■ Task objective
From the records that follow, copy every line in which "tumor" appears.

====== Given data ======

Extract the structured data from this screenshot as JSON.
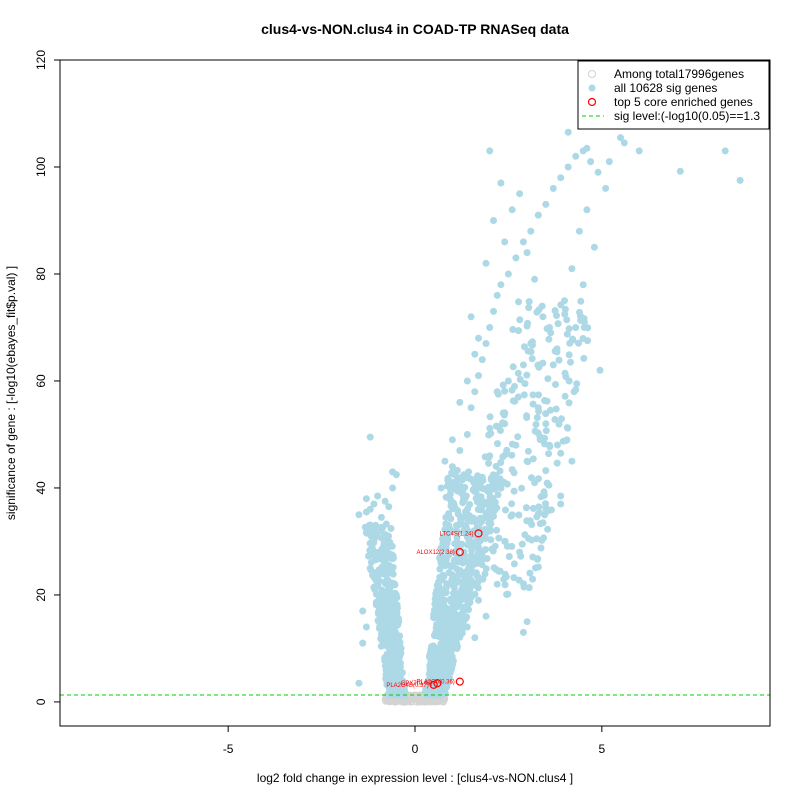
{
  "chart_data": {
    "type": "scatter",
    "title": "clus4-vs-NON.clus4 in COAD-TP RNASeq data",
    "xlabel": "log2 fold change in expression level : [clus4-vs-NON.clus4 ]",
    "ylabel": "significance of gene : [-log10(ebayes_fit$p.val) ]",
    "xlim": [
      -9.5,
      9.5
    ],
    "ylim": [
      -4.5,
      120
    ],
    "x_ticks": [
      -5,
      0,
      5
    ],
    "y_ticks": [
      0,
      20,
      40,
      60,
      80,
      100,
      120
    ],
    "sig_level": 1.3,
    "legend": {
      "position": "top-right",
      "entries": [
        {
          "label": "Among total17996genes",
          "marker": "open-circle",
          "color": "#d3d3d3"
        },
        {
          "label": "all 10628 sig genes",
          "marker": "filled-circle",
          "color": "#add8e6"
        },
        {
          "label": "top 5 core enriched genes",
          "marker": "open-circle",
          "color": "#ff0000"
        },
        {
          "label": "sig level:(-log10(0.05)==1.3",
          "marker": "dashed-line",
          "color": "#00cc00"
        }
      ]
    },
    "series": [
      {
        "name": "sig genes",
        "color": "#add8e6",
        "points": [
          [
            -1.2,
            49.5
          ],
          [
            -0.6,
            43
          ],
          [
            -0.5,
            42.5
          ],
          [
            -0.6,
            40
          ],
          [
            -1.0,
            38.5
          ],
          [
            -1.3,
            38
          ],
          [
            -0.8,
            37.5
          ],
          [
            -1.1,
            37
          ],
          [
            -0.7,
            36.5
          ],
          [
            -1.2,
            36
          ],
          [
            -1.5,
            35
          ],
          [
            -1.3,
            35.5
          ],
          [
            -0.9,
            34.5
          ],
          [
            -1.4,
            17
          ],
          [
            -1.3,
            14
          ],
          [
            -1.5,
            3.5
          ],
          [
            -1.4,
            11
          ],
          [
            -1.2,
            25
          ],
          [
            0.7,
            40
          ],
          [
            1.0,
            44
          ],
          [
            1.2,
            47
          ],
          [
            1.4,
            50
          ],
          [
            1.5,
            55
          ],
          [
            1.6,
            58
          ],
          [
            1.7,
            61
          ],
          [
            1.8,
            64
          ],
          [
            1.9,
            67
          ],
          [
            2.0,
            70
          ],
          [
            2.1,
            73
          ],
          [
            2.2,
            76
          ],
          [
            2.3,
            78
          ],
          [
            2.5,
            80
          ],
          [
            2.7,
            83
          ],
          [
            2.9,
            86
          ],
          [
            3.1,
            88
          ],
          [
            3.3,
            91
          ],
          [
            3.5,
            93
          ],
          [
            3.7,
            96
          ],
          [
            3.9,
            98
          ],
          [
            4.1,
            100
          ],
          [
            4.3,
            102
          ],
          [
            4.5,
            103
          ],
          [
            4.7,
            101
          ],
          [
            4.9,
            99
          ],
          [
            5.1,
            96
          ],
          [
            1.5,
            72
          ],
          [
            1.7,
            68
          ],
          [
            1.9,
            82
          ],
          [
            2.1,
            90
          ],
          [
            2.4,
            86
          ],
          [
            2.6,
            92
          ],
          [
            2.8,
            95
          ],
          [
            3.0,
            84
          ],
          [
            3.2,
            79
          ],
          [
            3.4,
            74
          ],
          [
            3.6,
            70
          ],
          [
            3.8,
            66
          ],
          [
            4.0,
            75
          ],
          [
            4.2,
            81
          ],
          [
            4.4,
            88
          ],
          [
            4.6,
            92
          ],
          [
            4.8,
            85
          ],
          [
            2.0,
            103
          ],
          [
            2.3,
            97
          ],
          [
            4.1,
            106.5
          ],
          [
            4.6,
            103.5
          ],
          [
            5.2,
            101
          ],
          [
            5.5,
            105.5
          ],
          [
            5.6,
            104.5
          ],
          [
            6.0,
            103
          ],
          [
            7.1,
            99.2
          ],
          [
            8.3,
            103
          ],
          [
            8.7,
            97.5
          ],
          [
            4.95,
            62
          ],
          [
            4.2,
            45
          ],
          [
            3.6,
            48
          ],
          [
            3.9,
            37
          ],
          [
            3.9,
            38.5
          ],
          [
            3.2,
            41
          ],
          [
            3.0,
            15
          ],
          [
            2.9,
            13
          ],
          [
            2.4,
            30
          ],
          [
            2.2,
            22
          ],
          [
            1.9,
            16
          ],
          [
            1.7,
            19
          ],
          [
            1.6,
            12
          ],
          [
            1.4,
            14
          ],
          [
            2.6,
            35
          ],
          [
            2.8,
            28
          ],
          [
            3.3,
            55
          ],
          [
            3.5,
            52
          ],
          [
            2.0,
            46
          ],
          [
            1.8,
            42
          ],
          [
            1.3,
            38
          ],
          [
            1.1,
            36
          ],
          [
            0.9,
            33
          ],
          [
            2.5,
            60
          ],
          [
            2.9,
            63
          ],
          [
            3.1,
            67
          ],
          [
            1.6,
            65
          ],
          [
            1.4,
            60
          ],
          [
            1.2,
            56
          ],
          [
            3.7,
            63
          ],
          [
            4.3,
            70
          ],
          [
            4.5,
            78
          ],
          [
            2.2,
            58
          ],
          [
            2.4,
            52
          ],
          [
            2.7,
            48
          ],
          [
            3.0,
            45
          ],
          [
            1.0,
            49
          ],
          [
            0.8,
            45
          ],
          [
            1.9,
            35
          ],
          [
            2.1,
            40
          ]
        ]
      }
    ],
    "core_genes": [
      {
        "label": "LTC4S(1.24)",
        "x": 1.7,
        "y": 31.5
      },
      {
        "label": "ALOX12(2.38)",
        "x": 1.2,
        "y": 28
      },
      {
        "label": "PLA2G6(0.36)",
        "x": 1.2,
        "y": 3.8
      },
      {
        "label": "GPX7(0.45)",
        "x": 0.6,
        "y": 3.5
      },
      {
        "label": "PLA2G4B(0.37)",
        "x": 0.5,
        "y": 3.2
      }
    ]
  }
}
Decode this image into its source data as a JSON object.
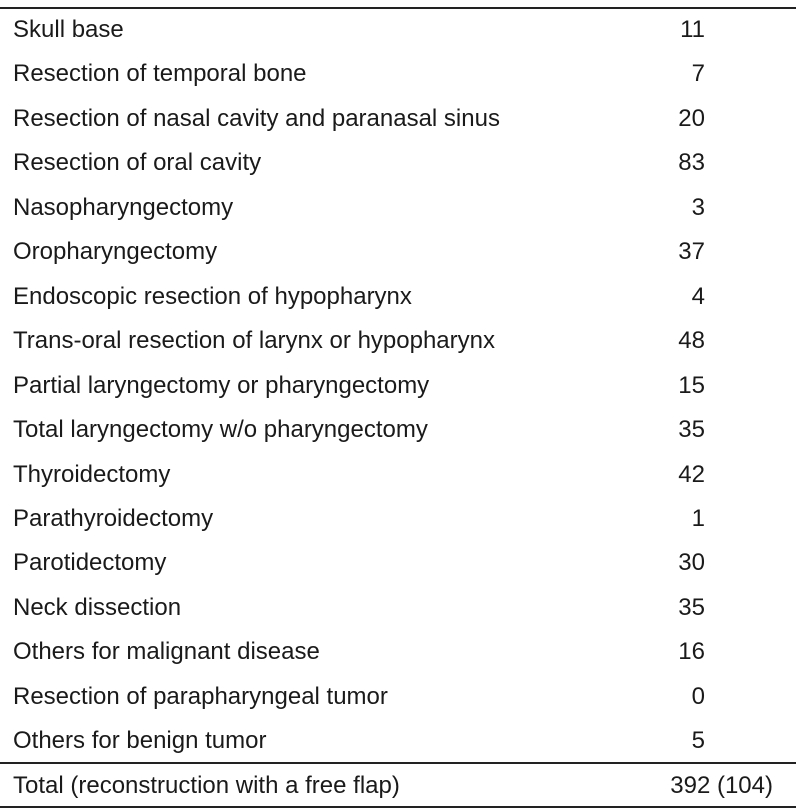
{
  "table": {
    "rows": [
      [
        "Skull base",
        11
      ],
      [
        "Resection of temporal bone",
        7
      ],
      [
        "Resection of nasal cavity and paranasal sinus",
        20
      ],
      [
        "Resection of oral cavity",
        83
      ],
      [
        "Nasopharyngectomy",
        3
      ],
      [
        "Oropharyngectomy",
        37
      ],
      [
        "Endoscopic resection of hypopharynx",
        4
      ],
      [
        "Trans-oral resection of larynx or hypopharynx",
        48
      ],
      [
        "Partial laryngectomy or pharyngectomy",
        15
      ],
      [
        "Total laryngectomy w/o pharyngectomy",
        35
      ],
      [
        "Thyroidectomy",
        42
      ],
      [
        "Parathyroidectomy",
        1
      ],
      [
        "Parotidectomy",
        30
      ],
      [
        "Neck dissection",
        35
      ],
      [
        "Others for malignant disease",
        16
      ],
      [
        "Resection of parapharyngeal tumor",
        0
      ],
      [
        "Others for benign tumor",
        5
      ]
    ],
    "total": [
      "Total (reconstruction with a free flap)",
      "392 (104)"
    ]
  }
}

======

■ Solution to this task
        "Resection of parapharyngeal tumor",
        "Others for benign tumor",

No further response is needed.